**PROBLEM**
Give every entry again, unchanged, and leave its images out.

**RECORD SET**

— start —

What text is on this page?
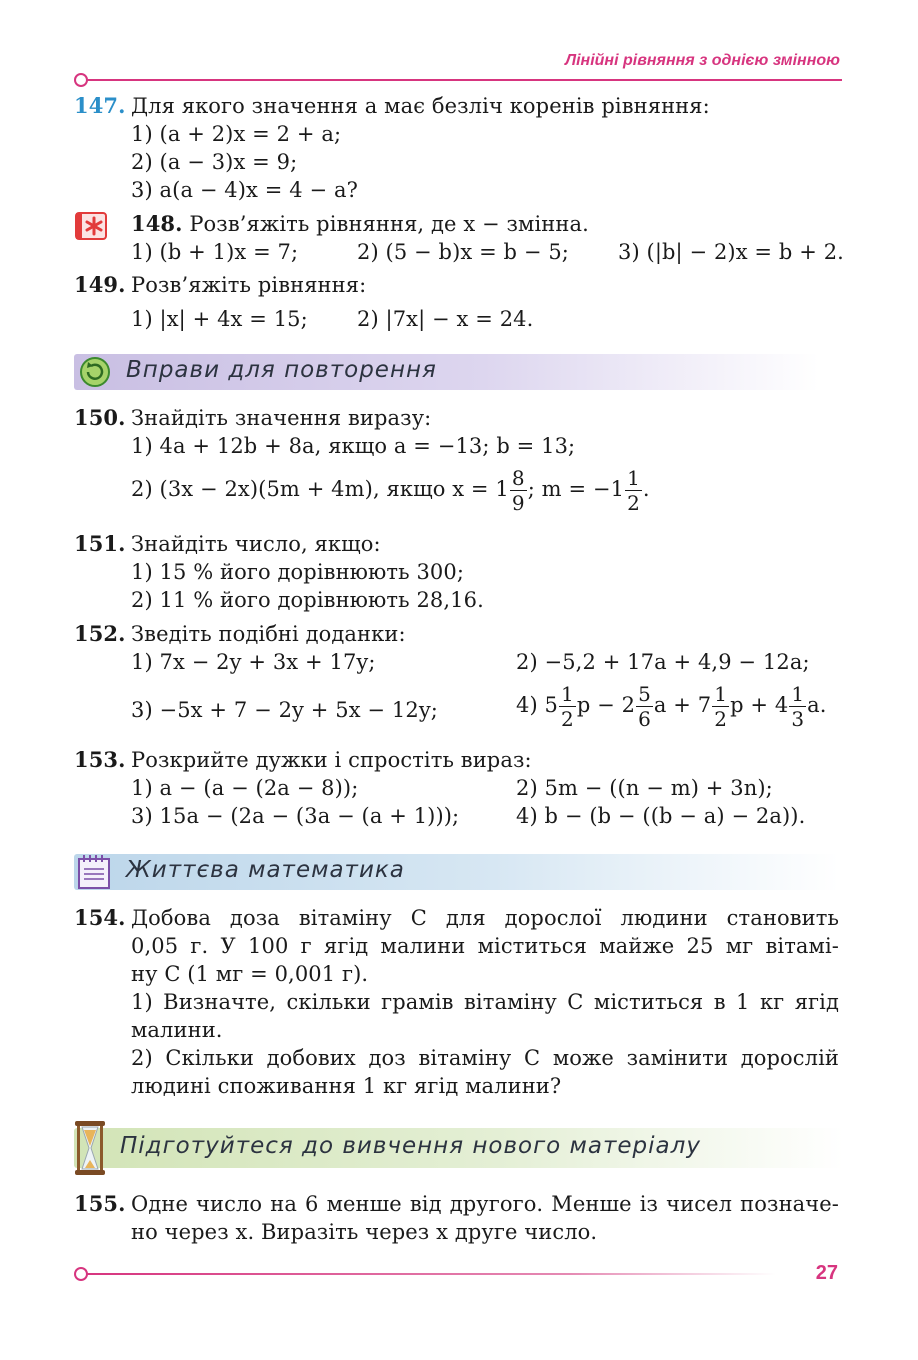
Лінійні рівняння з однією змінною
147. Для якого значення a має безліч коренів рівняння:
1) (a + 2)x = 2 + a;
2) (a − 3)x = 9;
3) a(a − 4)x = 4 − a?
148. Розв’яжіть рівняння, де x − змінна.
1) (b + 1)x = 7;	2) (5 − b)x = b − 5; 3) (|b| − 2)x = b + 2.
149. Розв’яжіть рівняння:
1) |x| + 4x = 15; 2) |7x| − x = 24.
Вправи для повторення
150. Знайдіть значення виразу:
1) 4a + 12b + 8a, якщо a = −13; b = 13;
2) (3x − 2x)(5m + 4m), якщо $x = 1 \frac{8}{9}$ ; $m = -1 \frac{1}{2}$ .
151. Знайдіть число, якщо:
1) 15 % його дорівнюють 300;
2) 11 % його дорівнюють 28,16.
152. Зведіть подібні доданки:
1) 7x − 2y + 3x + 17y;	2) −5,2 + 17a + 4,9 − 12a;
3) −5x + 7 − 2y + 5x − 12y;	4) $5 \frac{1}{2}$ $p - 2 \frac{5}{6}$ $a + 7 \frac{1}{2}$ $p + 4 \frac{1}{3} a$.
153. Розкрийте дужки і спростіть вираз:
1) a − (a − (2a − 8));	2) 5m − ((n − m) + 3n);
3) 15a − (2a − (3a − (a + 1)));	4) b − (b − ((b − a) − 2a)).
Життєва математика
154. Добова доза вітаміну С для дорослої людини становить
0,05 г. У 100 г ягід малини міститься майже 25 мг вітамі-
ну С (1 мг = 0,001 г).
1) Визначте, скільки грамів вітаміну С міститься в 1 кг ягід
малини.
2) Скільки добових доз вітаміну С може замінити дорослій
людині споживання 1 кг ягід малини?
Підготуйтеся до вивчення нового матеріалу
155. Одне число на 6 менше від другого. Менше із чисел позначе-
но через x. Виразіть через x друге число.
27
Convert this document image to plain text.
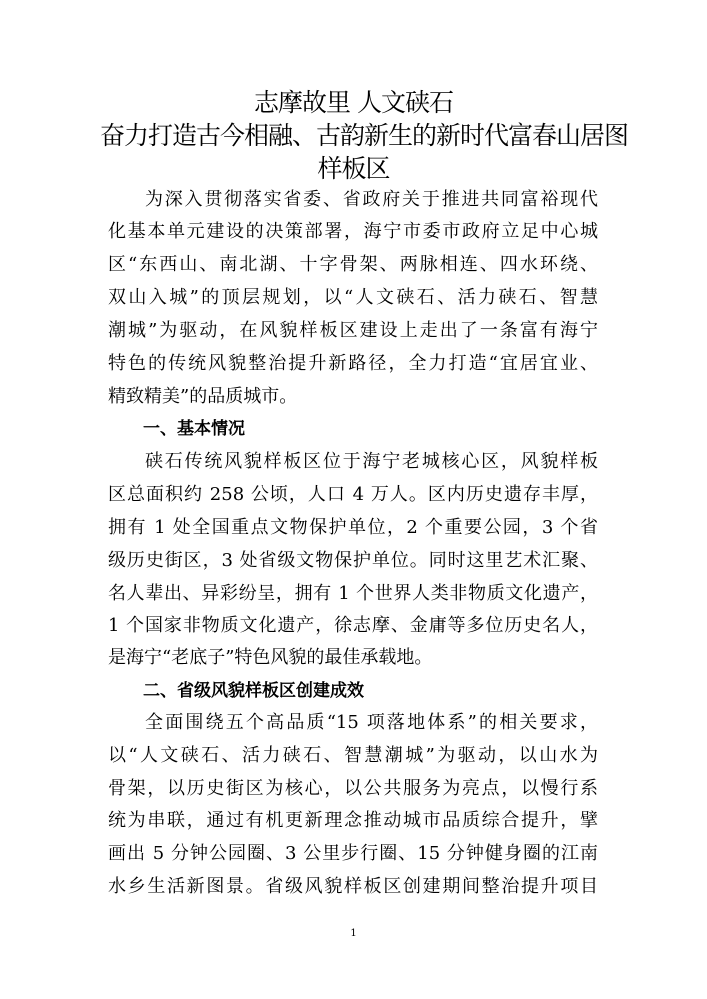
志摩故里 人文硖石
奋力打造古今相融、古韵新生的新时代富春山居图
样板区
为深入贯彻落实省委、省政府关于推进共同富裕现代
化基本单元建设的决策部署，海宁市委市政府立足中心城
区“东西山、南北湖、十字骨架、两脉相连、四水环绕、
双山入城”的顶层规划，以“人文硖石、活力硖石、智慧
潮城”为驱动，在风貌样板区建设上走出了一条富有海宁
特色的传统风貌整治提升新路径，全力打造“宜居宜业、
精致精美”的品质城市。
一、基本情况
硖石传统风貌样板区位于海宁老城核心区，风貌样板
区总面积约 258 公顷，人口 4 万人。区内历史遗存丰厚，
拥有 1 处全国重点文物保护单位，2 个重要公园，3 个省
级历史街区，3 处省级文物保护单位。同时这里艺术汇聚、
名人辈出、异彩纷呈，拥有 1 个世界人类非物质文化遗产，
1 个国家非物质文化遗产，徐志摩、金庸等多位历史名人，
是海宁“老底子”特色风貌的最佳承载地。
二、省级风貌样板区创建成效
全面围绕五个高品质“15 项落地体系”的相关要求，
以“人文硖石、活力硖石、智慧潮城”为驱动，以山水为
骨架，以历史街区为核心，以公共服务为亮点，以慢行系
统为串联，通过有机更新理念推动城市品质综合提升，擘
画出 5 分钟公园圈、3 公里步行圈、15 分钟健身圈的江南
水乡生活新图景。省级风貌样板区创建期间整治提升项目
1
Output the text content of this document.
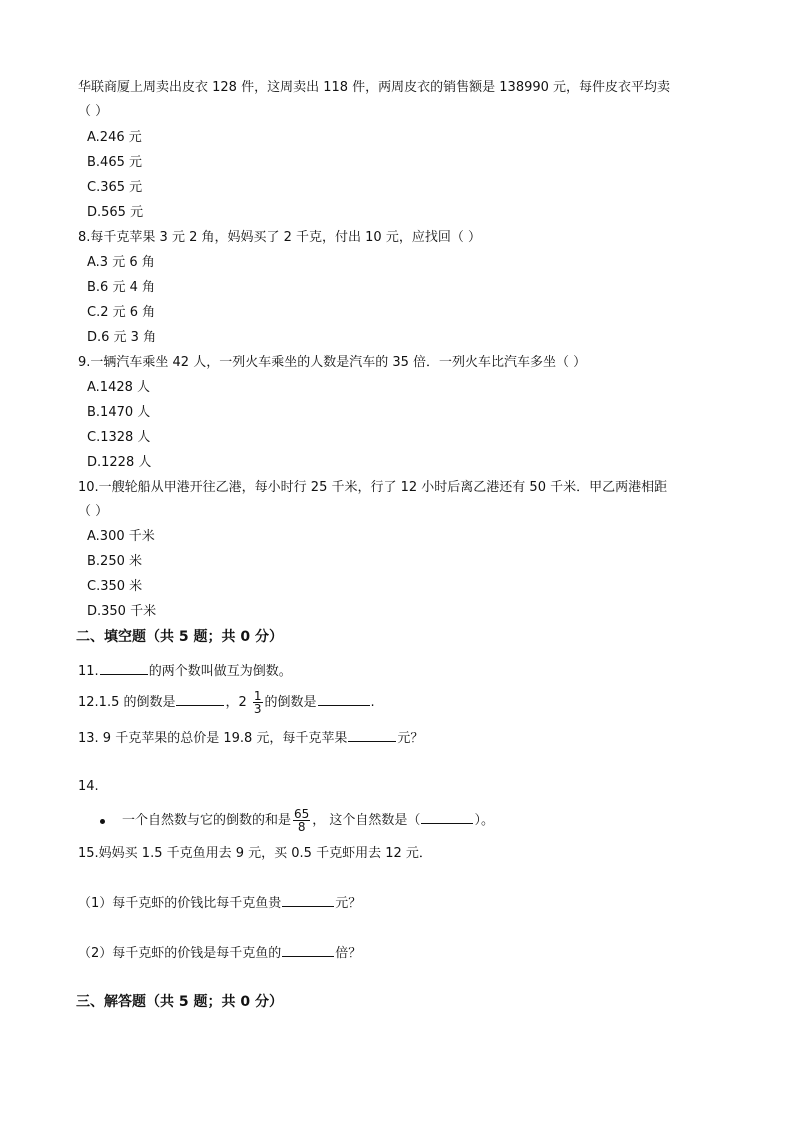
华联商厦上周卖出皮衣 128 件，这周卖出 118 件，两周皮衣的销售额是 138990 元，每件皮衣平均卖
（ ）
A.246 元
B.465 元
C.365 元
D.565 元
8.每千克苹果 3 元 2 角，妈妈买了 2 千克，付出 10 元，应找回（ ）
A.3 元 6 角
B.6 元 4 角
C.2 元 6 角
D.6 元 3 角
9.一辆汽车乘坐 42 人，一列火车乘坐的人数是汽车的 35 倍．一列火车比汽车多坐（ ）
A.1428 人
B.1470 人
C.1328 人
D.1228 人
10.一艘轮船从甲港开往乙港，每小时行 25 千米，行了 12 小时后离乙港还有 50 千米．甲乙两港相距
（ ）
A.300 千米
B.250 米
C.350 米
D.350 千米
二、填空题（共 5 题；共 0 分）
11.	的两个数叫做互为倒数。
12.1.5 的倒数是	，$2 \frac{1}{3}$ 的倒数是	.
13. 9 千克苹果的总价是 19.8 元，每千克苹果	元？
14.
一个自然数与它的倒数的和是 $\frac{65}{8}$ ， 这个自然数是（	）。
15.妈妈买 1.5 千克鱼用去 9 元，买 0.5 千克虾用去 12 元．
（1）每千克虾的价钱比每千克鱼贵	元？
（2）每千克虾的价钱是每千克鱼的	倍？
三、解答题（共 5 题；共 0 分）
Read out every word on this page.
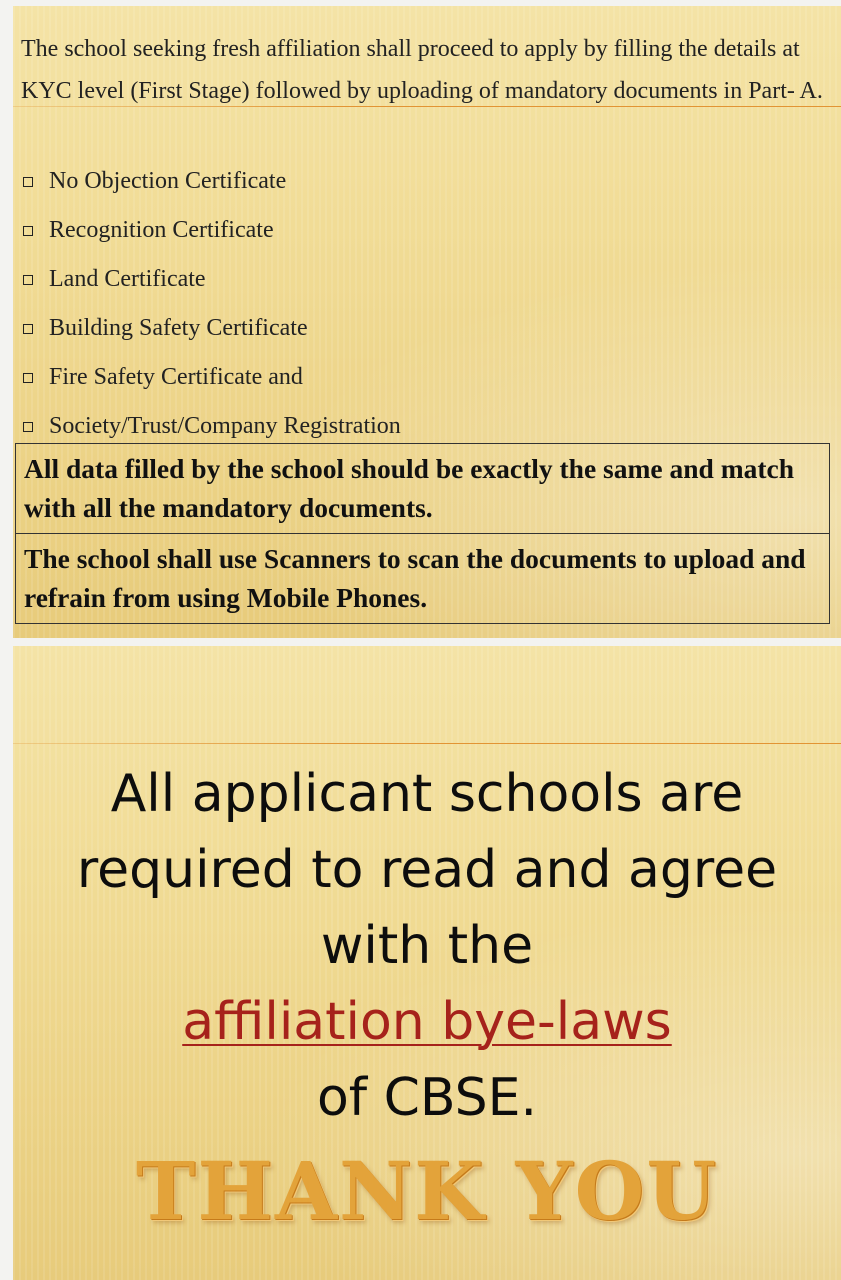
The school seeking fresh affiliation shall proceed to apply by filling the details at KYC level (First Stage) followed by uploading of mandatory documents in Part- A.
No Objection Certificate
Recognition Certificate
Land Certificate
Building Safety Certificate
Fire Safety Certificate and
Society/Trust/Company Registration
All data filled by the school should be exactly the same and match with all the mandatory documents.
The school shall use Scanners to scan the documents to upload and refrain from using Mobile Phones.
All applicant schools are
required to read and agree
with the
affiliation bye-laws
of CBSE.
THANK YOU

— end —

**WRITTEN RESPONSE**
What text is on this page?
Лінійні рівняння з однією змінною
147. Для якого значення a має безліч коренів рівняння:
1) (a + 2)x = 2 + a;
2) (a − 3)x = 9;
3) a(a − 4)x = 4 − a?
148. Розв’яжіть рівняння, де x − змінна.
1) (b + 1)x = 7;	2) (5 − b)x = b − 5; 3) (|b| − 2)x = b + 2.
149. Розв’яжіть рівняння:
1) |x| + 4x = 15; 2) |7x| − x = 24.
Вправи для повторення
150. Знайдіть значення виразу:
1) 4a + 12b + 8a, якщо a = −13; b = 13;
2) (3x − 2x)(5m + 4m), якщо $x = 1 \frac{8}{9}$ ; $m = -1 \frac{1}{2}$ .
151. Знайдіть число, якщо:
1) 15 % його дорівнюють 300;
2) 11 % його дорівнюють 28,16.
152. Зведіть подібні доданки:
1) 7x − 2y + 3x + 17y;	2) −5,2 + 17a + 4,9 − 12a;
3) −5x + 7 − 2y + 5x − 12y;	4) $5 \frac{1}{2}$ $p - 2 \frac{5}{6}$ $a + 7 \frac{1}{2}$ $p + 4 \frac{1}{3} a$.
153. Розкрийте дужки і спростіть вираз:
1) a − (a − (2a − 8));	2) 5m − ((n − m) + 3n);
3) 15a − (2a − (3a − (a + 1)));	4) b − (b − ((b − a) − 2a)).
Життєва математика
154. Добова доза вітаміну С для дорослої людини становить
0,05 г. У 100 г ягід малини міститься майже 25 мг вітамі-
ну С (1 мг = 0,001 г).
1) Визначте, скільки грамів вітаміну С міститься в 1 кг ягід
малини.
2) Скільки добових доз вітаміну С може замінити дорослій
людині споживання 1 кг ягід малини?
Підготуйтеся до вивчення нового матеріалу
155. Одне число на 6 менше від другого. Менше із чисел позначе-
но через x. Виразіть через x друге число.
27
Convert this document image to plain text.
志摩故里 人文硖石
奋力打造古今相融、古韵新生的新时代富春山居图
样板区
为深入贯彻落实省委、省政府关于推进共同富裕现代
化基本单元建设的决策部署，海宁市委市政府立足中心城
区“东西山、南北湖、十字骨架、两脉相连、四水环绕、
双山入城”的顶层规划，以“人文硖石、活力硖石、智慧
潮城”为驱动，在风貌样板区建设上走出了一条富有海宁
特色的传统风貌整治提升新路径，全力打造“宜居宜业、
精致精美”的品质城市。
一、基本情况
硖石传统风貌样板区位于海宁老城核心区，风貌样板
区总面积约 258 公顷，人口 4 万人。区内历史遗存丰厚，
拥有 1 处全国重点文物保护单位，2 个重要公园，3 个省
级历史街区，3 处省级文物保护单位。同时这里艺术汇聚、
名人辈出、异彩纷呈，拥有 1 个世界人类非物质文化遗产，
1 个国家非物质文化遗产，徐志摩、金庸等多位历史名人，
是海宁“老底子”特色风貌的最佳承载地。
二、省级风貌样板区创建成效
全面围绕五个高品质“15 项落地体系”的相关要求，
以“人文硖石、活力硖石、智慧潮城”为驱动，以山水为
骨架，以历史街区为核心，以公共服务为亮点，以慢行系
统为串联，通过有机更新理念推动城市品质综合提升，擘
画出 5 分钟公园圈、3 公里步行圈、15 分钟健身圈的江南
水乡生活新图景。省级风貌样板区创建期间整治提升项目
1
Output the text content of this document.
华联商厦上周卖出皮衣 128 件，这周卖出 118 件，两周皮衣的销售额是 138990 元，每件皮衣平均卖
（ ）
A.246 元
B.465 元
C.365 元
D.565 元
8.每千克苹果 3 元 2 角，妈妈买了 2 千克，付出 10 元，应找回（ ）
A.3 元 6 角
B.6 元 4 角
C.2 元 6 角
D.6 元 3 角
9.一辆汽车乘坐 42 人，一列火车乘坐的人数是汽车的 35 倍．一列火车比汽车多坐（ ）
A.1428 人
B.1470 人
C.1328 人
D.1228 人
10.一艘轮船从甲港开往乙港，每小时行 25 千米，行了 12 小时后离乙港还有 50 千米．甲乙两港相距
（ ）
A.300 千米
B.250 米
C.350 米
D.350 千米
二、填空题（共 5 题；共 0 分）
11.	的两个数叫做互为倒数。
12.1.5 的倒数是	，$2 \frac{1}{3}$ 的倒数是	.
13. 9 千克苹果的总价是 19.8 元，每千克苹果	元？
14.
一个自然数与它的倒数的和是 $\frac{65}{8}$ ， 这个自然数是（	）。
15.妈妈买 1.5 千克鱼用去 9 元，买 0.5 千克虾用去 12 元．
（1）每千克虾的价钱比每千克鱼贵	元？
（2）每千克虾的价钱是每千克鱼的	倍？
三、解答题（共 5 题；共 0 分）
Read out every word on this page.
The school seeking fresh affiliation shall proceed to apply by filling the details at KYC level (First Stage) followed by uploading of mandatory documents in Part- A.
No Objection Certificate
Recognition Certificate
Land Certificate
Building Safety Certificate
Fire Safety Certificate and
Society/Trust/Company Registration
All data filled by the school should be exactly the same and match with all the mandatory documents.
The school shall use Scanners to scan the documents to upload and refrain from using Mobile Phones.
All applicant schools are
required to read and agree
with the
affiliation bye-laws
of CBSE.
THANK YOU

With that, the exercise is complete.